# SUPPLIED PASSAGE:
════

As far as the “grey area”, I was referring to your statement regarding Gothmog having autonomy over Sauron on the battlefield.

As it’s been stated, Sauron wasn’t a soldier that went to battle; he was the visionary Commander in Chief supervising some of Morgoth’s forces; thus he always would have had the authority to bark orders at anyone; even Gothmog; on, or off the battlefield. 

*Well, while I agree with these 2 statements, there seems to be a bit a problem in the middle of the second one.
You state that Sauron wasn't a soldier that went to battle, yet you say he could've barked orders at Gothmog on or off the battlefield. If not going to battle, how could Sauron be there to bark orders at Gothmog?


Personally, I agree that Sauron probably wasn't on the battlefield as a commander under Morgoth in the First Age. He seemed more of a commander of a fortress & 'Governor' that Morgoth set up once he conquered land, much as he had governed Angband while Morgoth was in Utumno.


Kinda the way Eisenhower was Patton's commanding officer in WWII, yet never saw one bit of on field action, ya know?

When the Battle of Sudden Flame took place, Glaurung & his brood, with Balrogs in his train, led the way, no mention of Sauron. Yet Sauron, not Glaurung or Gothmog, gets the spoils & is set up as vassal in the newly conquered Tower of Finrod, Minas Tirith. 
Even when Dorthonian is taken over in the next few years, we see 'Sauron's Hunters' doing the work, not Sauron.

It is only after Sauron loses the Tower to Luthien that Glarung sets up as a 'king' in Nargothrond. Of course, this is a totally different situation too. Glaurung has just conquered one kingdom & hasn't sent North to be replaced, he's also there for the purpose of destroying the people of Haleth & accomplishing his Master's destruction of the Children/family of Hurin.
So, it's hard to conclude Sauron has fallen out of favor with Morgoth, although it is possible.

Finally, on Sauron's fighting/battlefield capabilities, we do know that in the Second Age, he lead his forces in battle, both when conquering Eriador (that's been mentioned here recently I recall). & at the Seige of Barad-Dur, although somewhat reluctantly as it says somewhere (couldn't find it) that 'finally the seige became so straight that Sauron himself came forth'.

════

# GOAL:
Can you reproduce the forum post about Sauron's battlefield role, beginning at the words "Kinda the way" and stopping after "work, not Sauron."? The records have nothing to do with the forum post about Sauron.

════

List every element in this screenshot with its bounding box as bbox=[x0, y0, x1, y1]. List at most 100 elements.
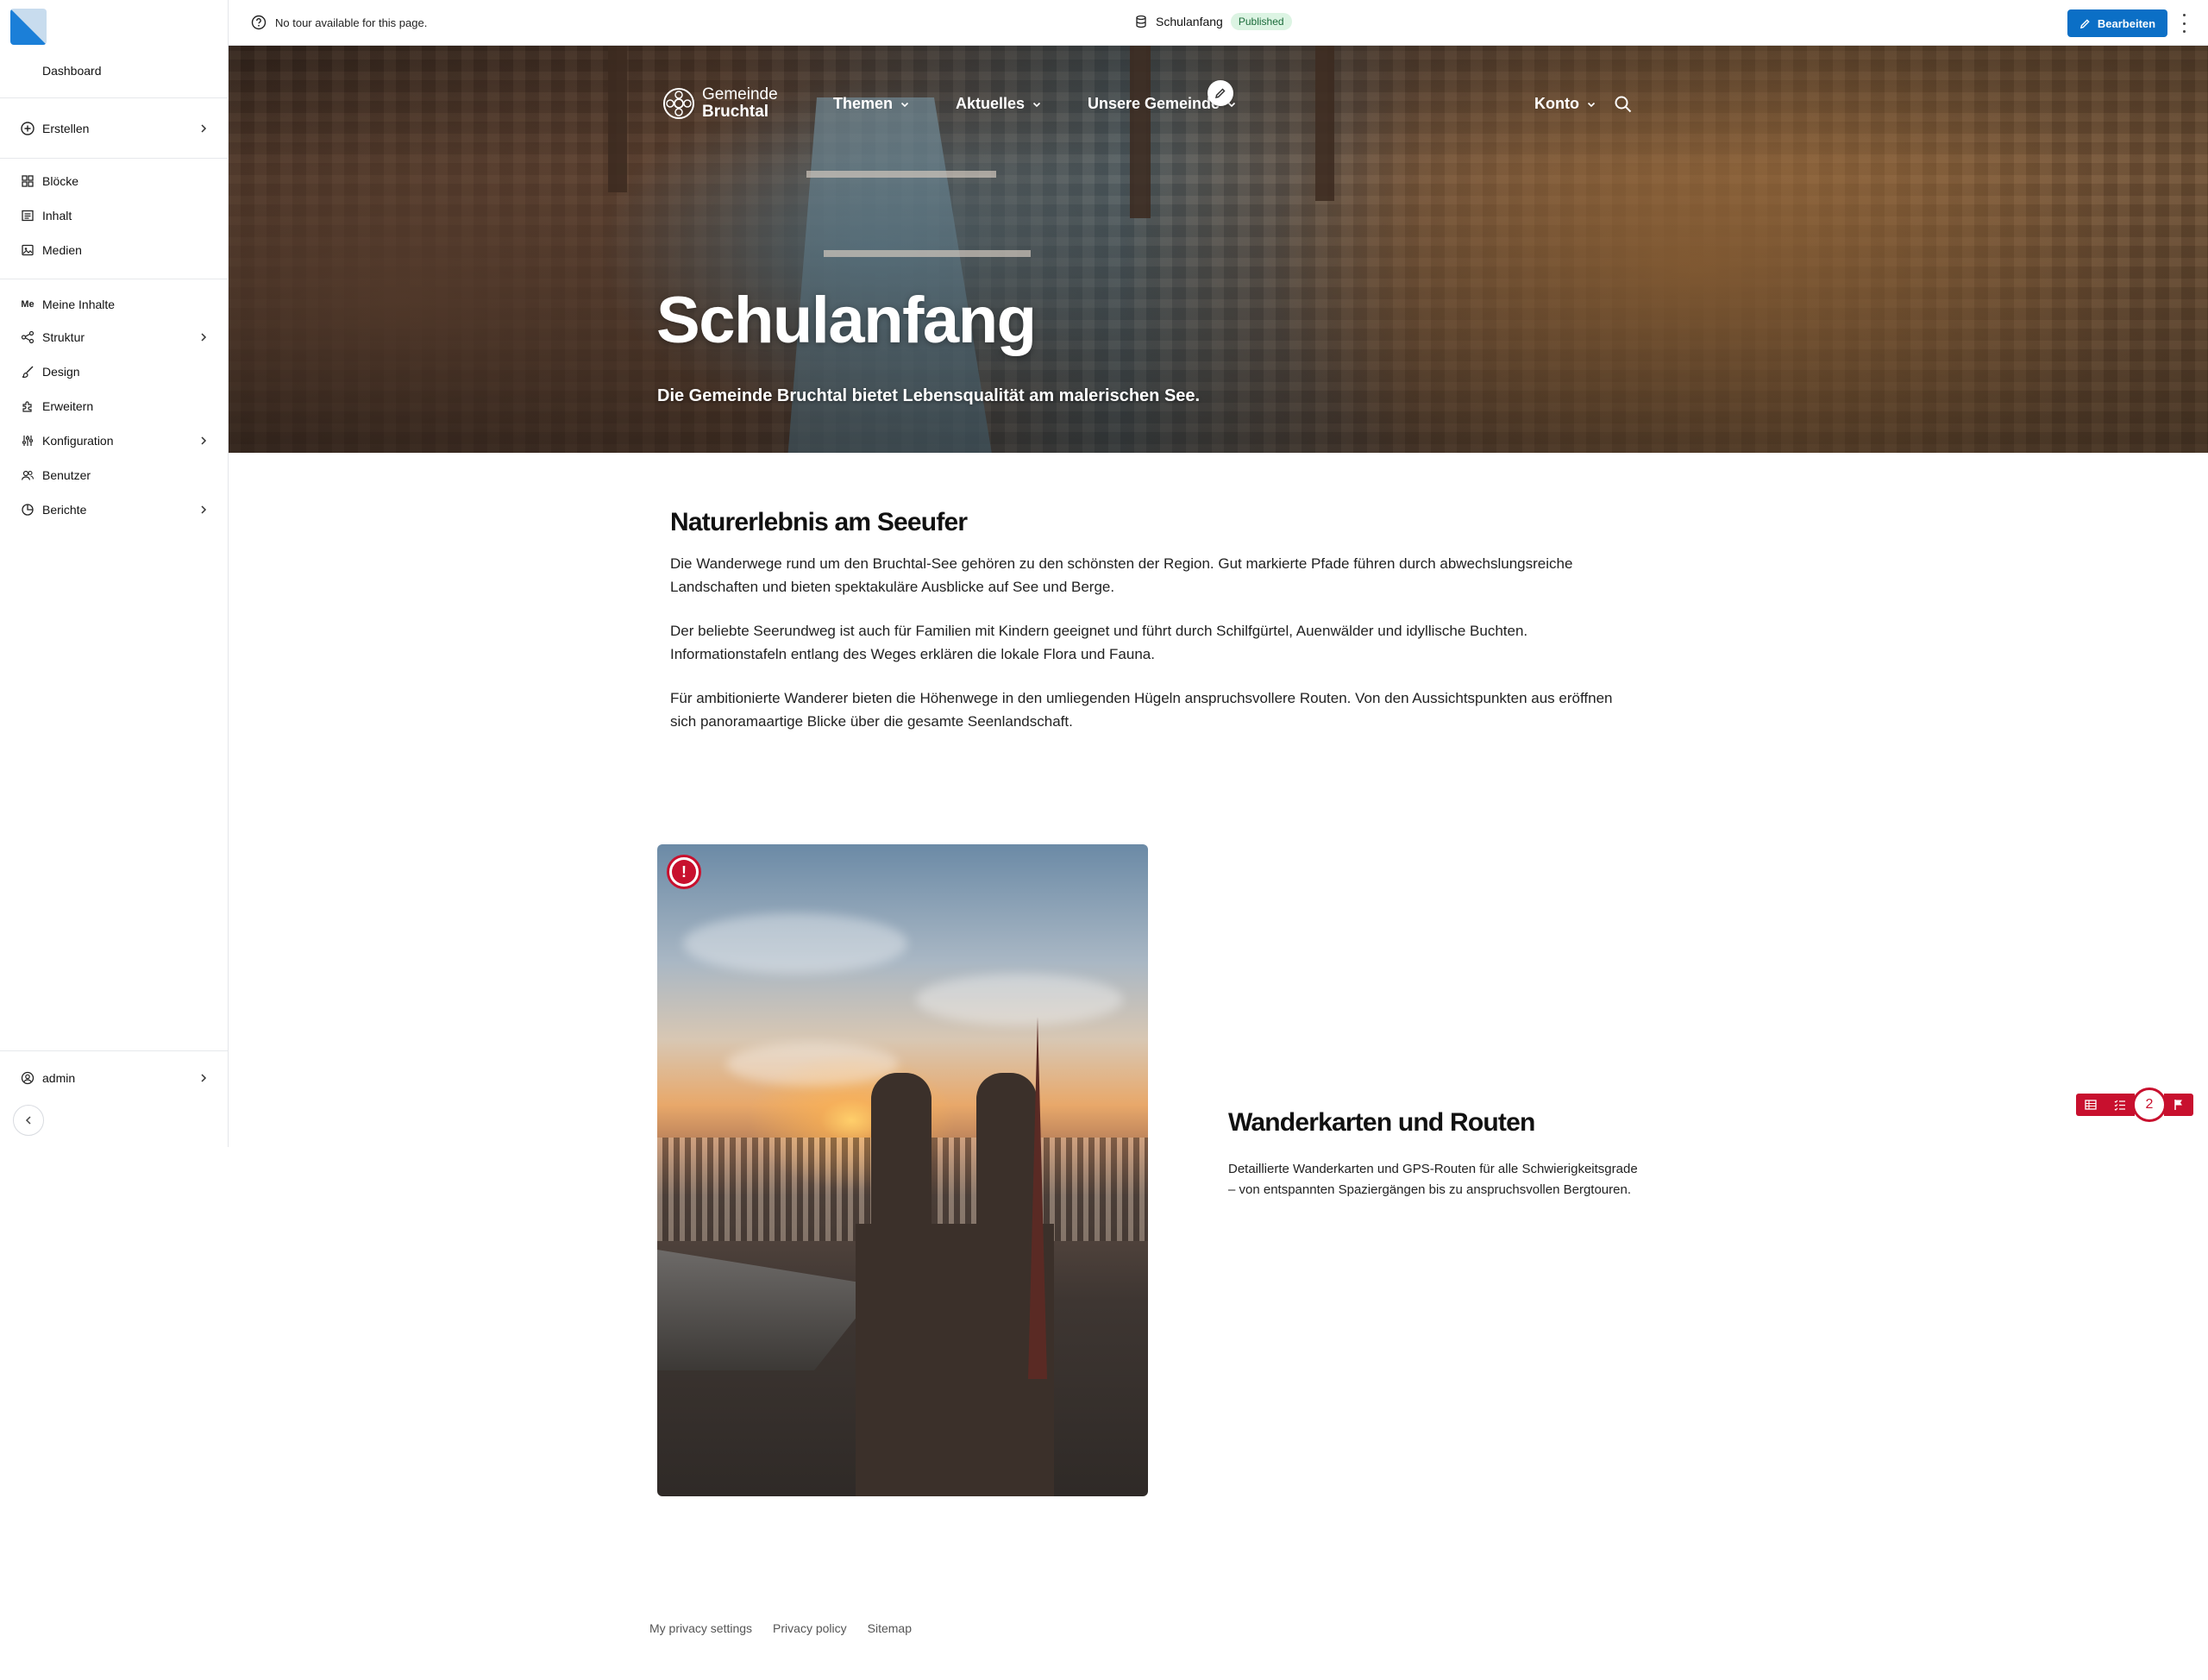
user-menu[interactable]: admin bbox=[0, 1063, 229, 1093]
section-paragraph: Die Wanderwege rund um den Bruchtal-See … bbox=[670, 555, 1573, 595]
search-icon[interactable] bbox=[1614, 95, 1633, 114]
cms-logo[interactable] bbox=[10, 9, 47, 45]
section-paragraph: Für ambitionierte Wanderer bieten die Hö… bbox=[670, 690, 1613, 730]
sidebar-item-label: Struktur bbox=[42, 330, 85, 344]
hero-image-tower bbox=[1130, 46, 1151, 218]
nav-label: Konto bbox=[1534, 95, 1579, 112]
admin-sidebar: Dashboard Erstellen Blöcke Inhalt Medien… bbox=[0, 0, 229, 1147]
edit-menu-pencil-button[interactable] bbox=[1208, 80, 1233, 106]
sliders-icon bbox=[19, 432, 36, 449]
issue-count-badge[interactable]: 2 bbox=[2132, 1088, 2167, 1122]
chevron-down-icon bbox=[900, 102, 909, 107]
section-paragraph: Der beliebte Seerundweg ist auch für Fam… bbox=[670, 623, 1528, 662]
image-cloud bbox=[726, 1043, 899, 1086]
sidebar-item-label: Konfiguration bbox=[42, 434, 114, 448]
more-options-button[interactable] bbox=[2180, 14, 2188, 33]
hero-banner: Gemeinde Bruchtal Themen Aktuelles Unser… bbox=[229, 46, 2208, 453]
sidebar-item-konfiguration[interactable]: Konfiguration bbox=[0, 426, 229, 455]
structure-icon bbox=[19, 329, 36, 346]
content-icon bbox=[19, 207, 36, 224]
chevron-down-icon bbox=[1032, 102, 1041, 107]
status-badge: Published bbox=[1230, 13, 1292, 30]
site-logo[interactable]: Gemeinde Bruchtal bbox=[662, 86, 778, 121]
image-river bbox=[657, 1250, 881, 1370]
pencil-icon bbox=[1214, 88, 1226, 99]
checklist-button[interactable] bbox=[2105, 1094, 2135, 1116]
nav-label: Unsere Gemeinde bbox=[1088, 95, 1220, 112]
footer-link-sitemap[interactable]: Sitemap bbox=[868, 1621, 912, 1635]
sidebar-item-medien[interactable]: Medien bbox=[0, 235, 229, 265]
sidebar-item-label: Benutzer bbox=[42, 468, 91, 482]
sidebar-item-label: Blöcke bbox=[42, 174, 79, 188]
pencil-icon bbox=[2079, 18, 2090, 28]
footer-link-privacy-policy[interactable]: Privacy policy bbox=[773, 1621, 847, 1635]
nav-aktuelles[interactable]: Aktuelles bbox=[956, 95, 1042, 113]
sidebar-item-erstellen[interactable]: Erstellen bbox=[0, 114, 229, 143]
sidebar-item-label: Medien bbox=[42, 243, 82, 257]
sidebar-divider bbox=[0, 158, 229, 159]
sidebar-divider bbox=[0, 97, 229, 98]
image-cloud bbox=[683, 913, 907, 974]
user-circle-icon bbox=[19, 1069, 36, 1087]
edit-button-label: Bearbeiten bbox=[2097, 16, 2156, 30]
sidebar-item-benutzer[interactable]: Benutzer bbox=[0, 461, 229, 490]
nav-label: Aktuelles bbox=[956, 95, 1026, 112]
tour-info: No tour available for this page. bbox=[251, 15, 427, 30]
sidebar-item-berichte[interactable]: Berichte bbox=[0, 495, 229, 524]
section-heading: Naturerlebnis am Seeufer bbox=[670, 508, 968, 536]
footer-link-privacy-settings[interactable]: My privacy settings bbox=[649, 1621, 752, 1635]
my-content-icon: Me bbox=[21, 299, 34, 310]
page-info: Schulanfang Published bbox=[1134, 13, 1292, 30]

════

# OUTPUT FOR THIS TASK:
Kinda the way Eisenhower was Patton's commanding officer in WWII, yet never saw one bit of on field action, ya know?

When the Battle of Sudden Flame took place, Glaurung & his brood, with Balrogs in his train, led the way, no mention of Sauron. Yet Sauron, not Glaurung or Gothmog, gets the spoils & is set up as vassal in the newly conquered Tower of Finrod, Minas Tirith. 
Even when Dorthonian is taken over in the next few years, we see 'Sauron's Hunters' doing the work, not Sauron.